Given exercise: Check the listing below for lines with the word "people" and say how many there are, with nothing but the number.

== Information provided

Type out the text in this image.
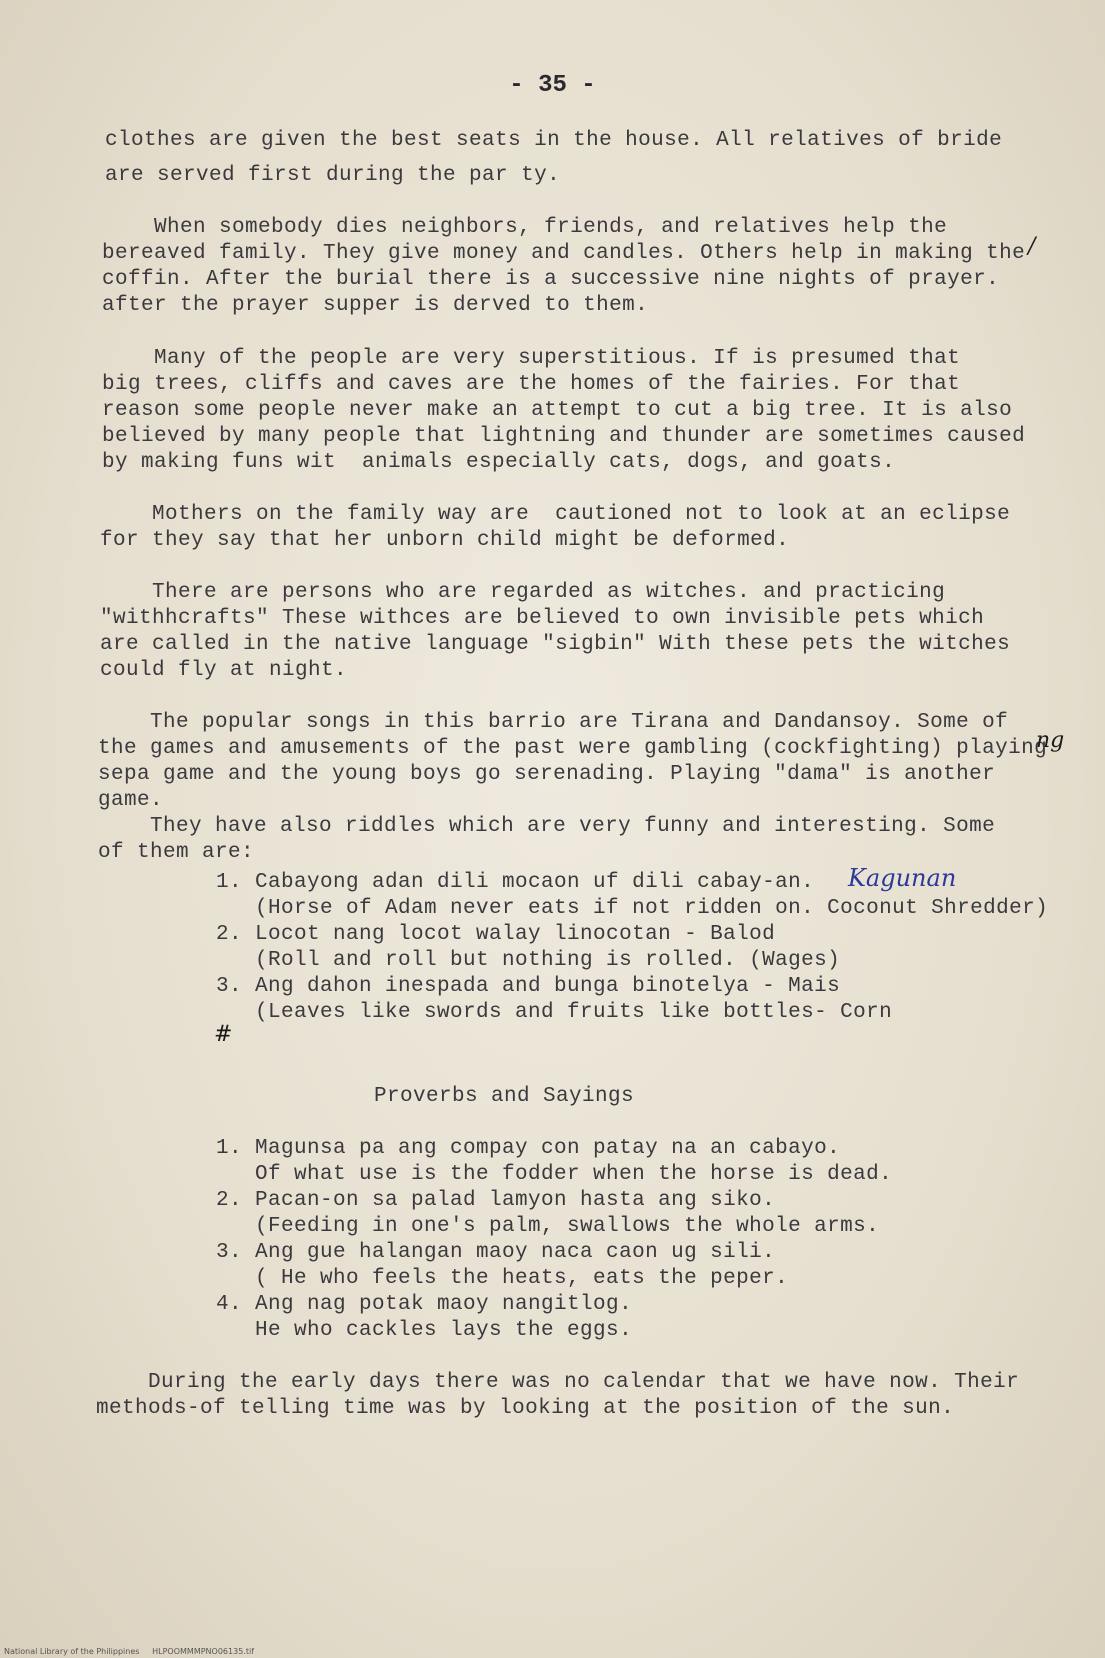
- 35 -
clothes are given the best seats in the house. All relatives of bride
are served first during the par ty.
When somebody dies neighbors, friends, and relatives help the
bereaved family. They give money and candles. Others help in making the
coffin. After the burial there is a successive nine nights of prayer.
after the prayer supper is derved to them.
Many of the people are very superstitious. If is presumed that
big trees, cliffs and caves are the homes of the fairies. For that
reason some people never make an attempt to cut a big tree. It is also
believed by many people that lightning and thunder are sometimes caused
by making funs wit  animals especially cats, dogs, and goats.
Mothers on the family way are  cautioned not to look at an eclipse
for they say that her unborn child might be deformed.
There are persons who are regarded as witches. and practicing
"withhcrafts" These withces are believed to own invisible pets which
are called in the native language "sigbin" With these pets the witches
could fly at night.
The popular songs in this barrio are Tirana and Dandansoy. Some of
the games and amusements of the past were gambling (cockfighting) playing
sepa game and the young boys go serenading. Playing "dama" is another
game.
They have also riddles which are very funny and interesting. Some
of them are:
1. Cabayong adan dili mocaon uf dili cabay-an.
(Horse of Adam never eats if not ridden on. Coconut Shredder)
2. Locot nang locot walay linocotan - Balod
(Roll and roll but nothing is rolled. (Wages)
3. Ang dahon inespada and bunga binotelya - Mais
(Leaves like swords and fruits like bottles- Corn
Proverbs and Sayings
1. Magunsa pa ang compay con patay na an cabayo.
Of what use is the fodder when the horse is dead.
2. Pacan-on sa palad lamyon hasta ang siko.
(Feeding in one's palm, swallows the whole arms.
3. Ang gue halangan maoy naca caon ug sili.
( He who feels the heats, eats the peper.
4. Ang nag potak maoy nangitlog.
He who cackles lays the eggs.
During the early days there was no calendar that we have now. Their
methods-of telling time was by looking at the position of the sun.
Kagunan
ng
/
#
National Library of the Philippines     HLPOOMMMPNO06135.tif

====

Solution: 3